*Records for processing:*

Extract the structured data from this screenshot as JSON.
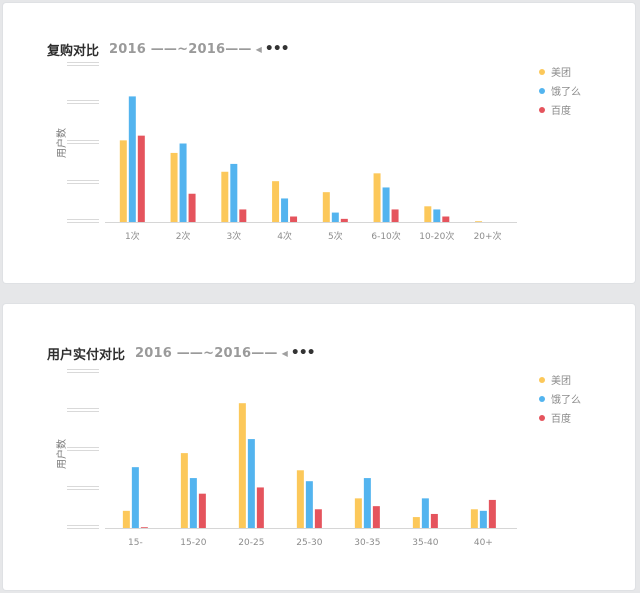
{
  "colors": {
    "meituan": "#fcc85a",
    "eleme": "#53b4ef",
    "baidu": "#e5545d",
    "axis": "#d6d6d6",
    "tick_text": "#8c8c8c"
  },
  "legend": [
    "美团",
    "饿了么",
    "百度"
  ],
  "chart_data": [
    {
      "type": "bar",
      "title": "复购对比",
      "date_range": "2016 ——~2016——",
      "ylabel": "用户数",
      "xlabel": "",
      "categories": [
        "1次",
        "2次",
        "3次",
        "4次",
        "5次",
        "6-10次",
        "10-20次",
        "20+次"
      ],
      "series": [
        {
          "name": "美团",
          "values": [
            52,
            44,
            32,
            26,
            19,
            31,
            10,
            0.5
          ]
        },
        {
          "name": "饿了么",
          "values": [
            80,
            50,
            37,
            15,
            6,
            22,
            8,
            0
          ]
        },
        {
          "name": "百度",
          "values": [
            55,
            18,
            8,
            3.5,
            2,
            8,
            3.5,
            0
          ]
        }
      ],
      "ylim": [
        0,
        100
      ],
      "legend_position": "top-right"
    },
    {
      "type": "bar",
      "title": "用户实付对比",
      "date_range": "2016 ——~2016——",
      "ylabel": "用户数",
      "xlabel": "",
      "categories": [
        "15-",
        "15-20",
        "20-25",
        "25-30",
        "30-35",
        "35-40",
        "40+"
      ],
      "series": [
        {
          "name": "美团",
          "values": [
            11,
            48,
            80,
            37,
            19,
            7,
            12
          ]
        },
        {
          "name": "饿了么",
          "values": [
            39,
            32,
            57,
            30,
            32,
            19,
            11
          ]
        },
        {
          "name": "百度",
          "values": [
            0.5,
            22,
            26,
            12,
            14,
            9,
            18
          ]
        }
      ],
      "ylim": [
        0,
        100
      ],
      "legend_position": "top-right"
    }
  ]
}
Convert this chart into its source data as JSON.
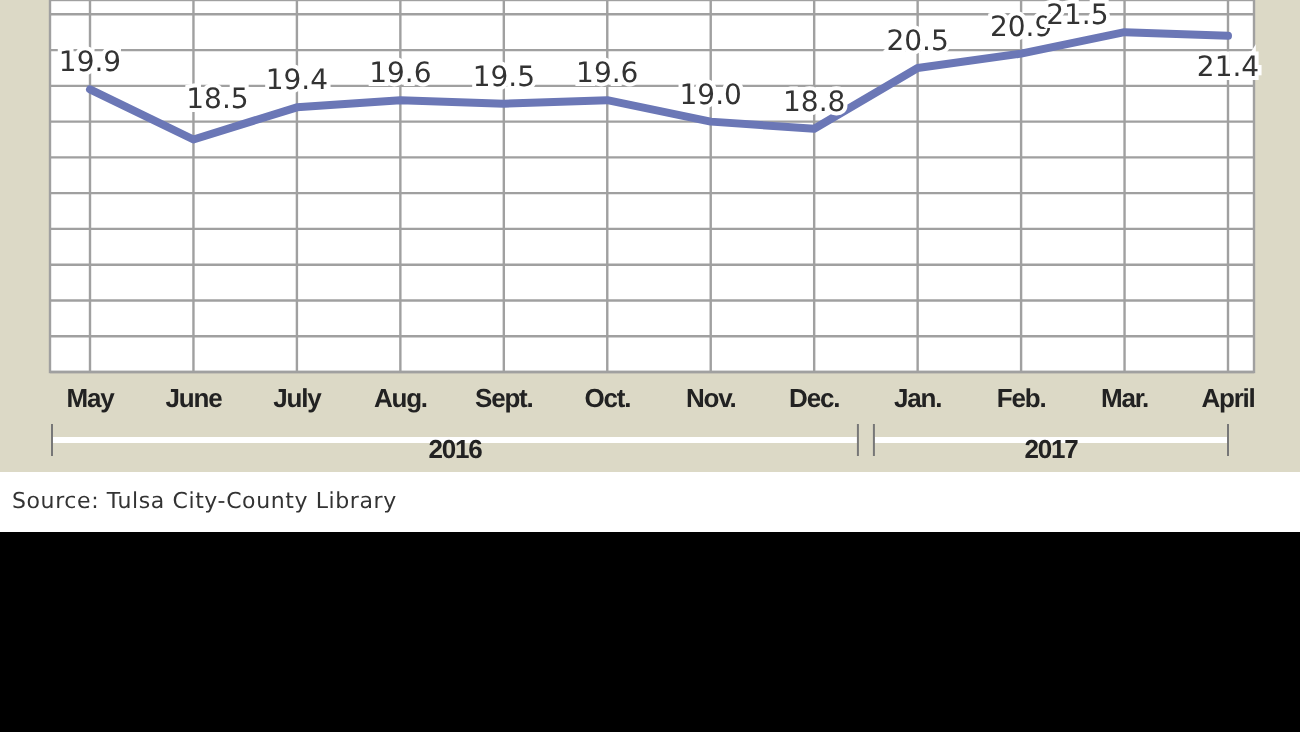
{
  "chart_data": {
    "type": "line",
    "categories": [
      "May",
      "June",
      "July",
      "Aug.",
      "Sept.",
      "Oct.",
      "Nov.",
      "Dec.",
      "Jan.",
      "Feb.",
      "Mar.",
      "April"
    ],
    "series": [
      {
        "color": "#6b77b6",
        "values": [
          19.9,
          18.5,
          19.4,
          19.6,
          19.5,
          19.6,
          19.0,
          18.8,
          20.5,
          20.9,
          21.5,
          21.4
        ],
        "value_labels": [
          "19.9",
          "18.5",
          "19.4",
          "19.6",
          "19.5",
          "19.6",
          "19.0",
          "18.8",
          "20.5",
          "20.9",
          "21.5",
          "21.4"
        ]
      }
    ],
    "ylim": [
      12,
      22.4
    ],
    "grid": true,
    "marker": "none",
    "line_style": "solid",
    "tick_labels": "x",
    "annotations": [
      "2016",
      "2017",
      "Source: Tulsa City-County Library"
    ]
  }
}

*Instructions to follow:* Do not include the images; transcribe the rest of the listing exactly.

*Task result:*
Extract the structured data from this screenshot as JSON.
{
  "colors": {
    "meituan": "#fcc85a",
    "eleme": "#53b4ef",
    "baidu": "#e5545d",
    "axis": "#d6d6d6",
    "tick_text": "#8c8c8c"
  },
  "legend": [
    "美团",
    "饿了么",
    "百度"
  ],
  "chart_data": [
    {
      "type": "bar",
      "title": "复购对比",
      "date_range": "2016 ——~2016——",
      "ylabel": "用户数",
      "xlabel": "",
      "categories": [
        "1次",
        "2次",
        "3次",
        "4次",
        "5次",
        "6-10次",
        "10-20次",
        "20+次"
      ],
      "series": [
        {
          "name": "美团",
          "values": [
            52,
            44,
            32,
            26,
            19,
            31,
            10,
            0.5
          ]
        },
        {
          "name": "饿了么",
          "values": [
            80,
            50,
            37,
            15,
            6,
            22,
            8,
            0
          ]
        },
        {
          "name": "百度",
          "values": [
            55,
            18,
            8,
            3.5,
            2,
            8,
            3.5,
            0
          ]
        }
      ],
      "ylim": [
        0,
        100
      ],
      "legend_position": "top-right"
    },
    {
      "type": "bar",
      "title": "用户实付对比",
      "date_range": "2016 ——~2016——",
      "ylabel": "用户数",
      "xlabel": "",
      "categories": [
        "15-",
        "15-20",
        "20-25",
        "25-30",
        "30-35",
        "35-40",
        "40+"
      ],
      "series": [
        {
          "name": "美团",
          "values": [
            11,
            48,
            80,
            37,
            19,
            7,
            12
          ]
        },
        {
          "name": "饿了么",
          "values": [
            39,
            32,
            57,
            30,
            32,
            19,
            11
          ]
        },
        {
          "name": "百度",
          "values": [
            0.5,
            22,
            26,
            12,
            14,
            9,
            18
          ]
        }
      ],
      "ylim": [
        0,
        100
      ],
      "legend_position": "top-right"
    }
  ]
}
Convert this chart into its source data as JSON.
{
  "chart_data": {
    "type": "line",
    "categories": [
      "May",
      "June",
      "July",
      "Aug.",
      "Sept.",
      "Oct.",
      "Nov.",
      "Dec.",
      "Jan.",
      "Feb.",
      "Mar.",
      "April"
    ],
    "series": [
      {
        "color": "#6b77b6",
        "values": [
          19.9,
          18.5,
          19.4,
          19.6,
          19.5,
          19.6,
          19.0,
          18.8,
          20.5,
          20.9,
          21.5,
          21.4
        ],
        "value_labels": [
          "19.9",
          "18.5",
          "19.4",
          "19.6",
          "19.5",
          "19.6",
          "19.0",
          "18.8",
          "20.5",
          "20.9",
          "21.5",
          "21.4"
        ]
      }
    ],
    "ylim": [
      12,
      22.4
    ],
    "grid": true,
    "marker": "none",
    "line_style": "solid",
    "tick_labels": "x",
    "annotations": [
      "2016",
      "2017",
      "Source: Tulsa City-County Library"
    ]
  }
}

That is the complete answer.